Thursday, May 20, 2010

Welcome To Indonesia


Melihat jembatan kayu sepanjang dua kilometer yang menghubungkan Pulau Tidung Besar dengan Pulau Tidung Kecil membuat saya langsung membayangkan kenikmatan duduk di atas jembatan kayu sambil memandang matahari terbenam. Itulah yang membuat saya memutuskan untuk berlibur ke Pulau Tidung.

 
Berangkat dari Pelabuhan Muara Angke yang berbau amis, becek ditambah melihat air laut yang hitam penuh sampah sudah tentu bukan pemandangan indah. Ditambah lagi kami harus berdesakan dan berebutan untuk naik perahu yang sudah berjubel penuh penumpang karena hari itu cukup banyak orang yang juga berangkat ke Pulau Tidung. Tapi bagi saya, seni dari melakukan perjalanan adalah menikmati setiap suasana. Hitung-hitung menambah pengalaman baru yang seru.

Data Tercatat

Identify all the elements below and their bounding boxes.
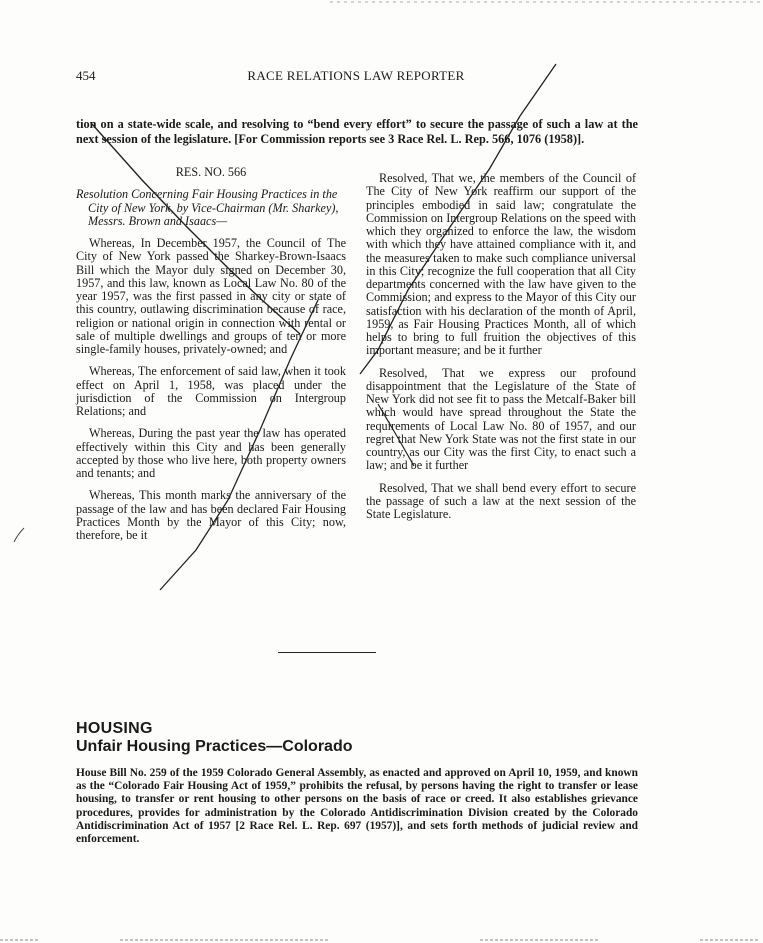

Permintaan
Tuliskan kembali tanpa perubahan bagian tulisan tentang liburan ke Pulau Tidung, dari "Welcome To Indonesia" sampai "baru yang seru.". Daftar di atas tidak perlu dipakai.

Jawaban Tugas
Welcome To Indonesia


Melihat jembatan kayu sepanjang dua kilometer yang menghubungkan Pulau Tidung Besar dengan Pulau Tidung Kecil membuat saya langsung membayangkan kenikmatan duduk di atas jembatan kayu sambil memandang matahari terbenam. Itulah yang membuat saya memutuskan untuk berlibur ke Pulau Tidung.

 
Berangkat dari Pelabuhan Muara Angke yang berbau amis, becek ditambah melihat air laut yang hitam penuh sampah sudah tentu bukan pemandangan indah. Ditambah lagi kami harus berdesakan dan berebutan untuk naik perahu yang sudah berjubel penuh penumpang karena hari itu cukup banyak orang yang juga berangkat ke Pulau Tidung. Tapi bagi saya, seni dari melakukan perjalanan adalah menikmati setiap suasana. Hitung-hitung menambah pengalaman baru yang seru.